Write every entry out again exactly, please, and skip the pictures.

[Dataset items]
####################
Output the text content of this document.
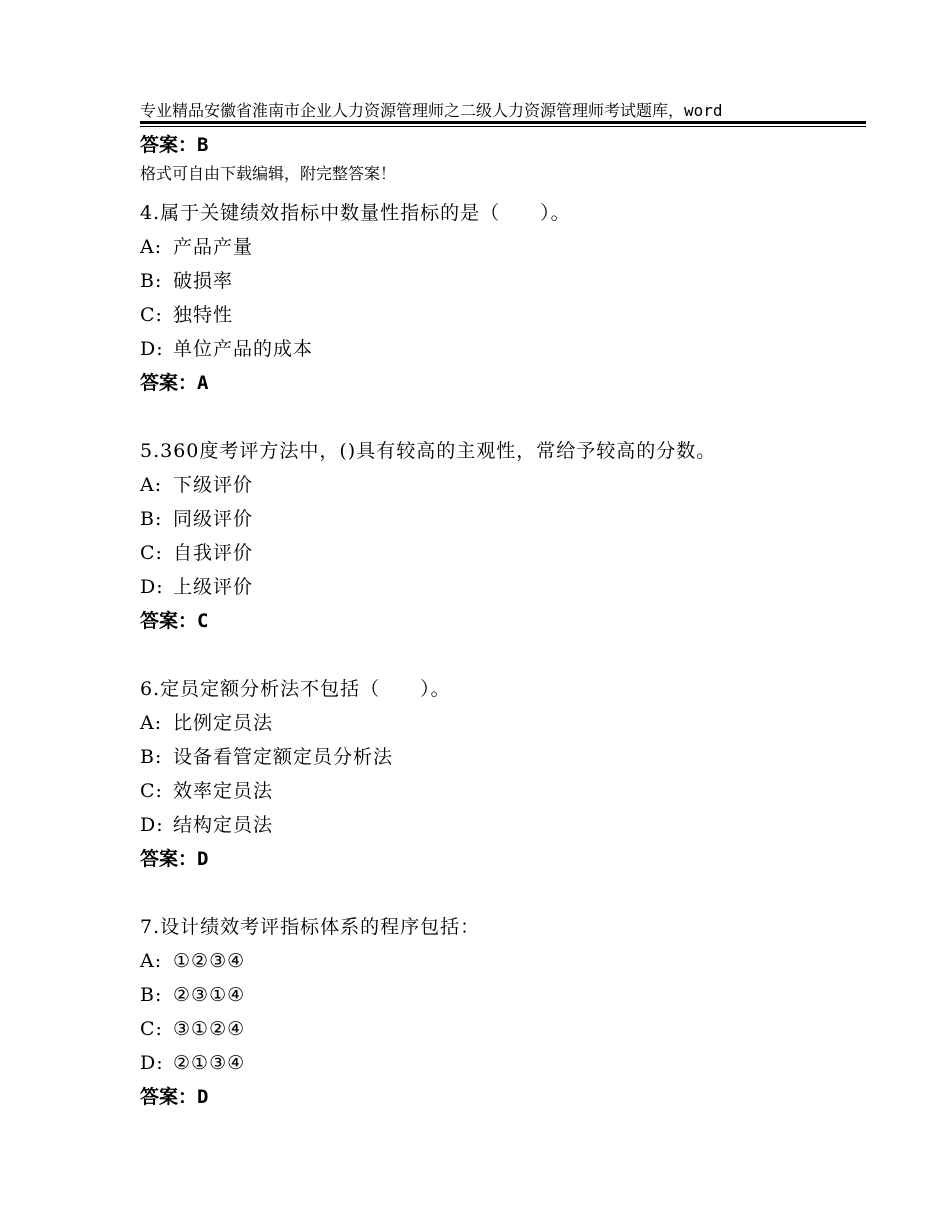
专业精品安徽省淮南市企业人力资源管理师之二级人力资源管理师考试题库，word

格式可自由下载编辑，附完整答案！

答案：B
4.属于关键绩效指标中数量性指标的是（　　）。
A: 产品产量
B: 破损率
C: 独特性
D: 单位产品的成本
答案：A
5.360度考评方法中，()具有较高的主观性，常给予较高的分数。
A: 下级评价
B: 同级评价
C: 自我评价
D: 上级评价
答案：C
6.定员定额分析法不包括（　　）。
A: 比例定员法
B: 设备看管定额定员分析法
C: 效率定员法
D: 结构定员法
答案：D
7.设计绩效考评指标体系的程序包括：
A: ①②③④
B: ②③①④
C: ③①②④
D: ②①③④
答案：D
####################
**RESPONSE**
Output the text content of this document.
专业精品安徽省淮南市企业人力资源管理师之二级人力资源管理师考试题库，word

格式可自由下载编辑，附完整答案！

答案：B
4.属于关键绩效指标中数量性指标的是（　　）。
A: 产品产量
B: 破损率
C: 独特性
D: 单位产品的成本
答案：A
5.360度考评方法中，()具有较高的主观性，常给予较高的分数。
A: 下级评价
B: 同级评价
C: 自我评价
D: 上级评价
答案：C
6.定员定额分析法不包括（　　）。
A: 比例定员法
B: 设备看管定额定员分析法
C: 效率定员法
D: 结构定员法
答案：D
7.设计绩效考评指标体系的程序包括：
A: ①②③④
B: ②③①④
C: ③①②④
D: ②①③④
答案：D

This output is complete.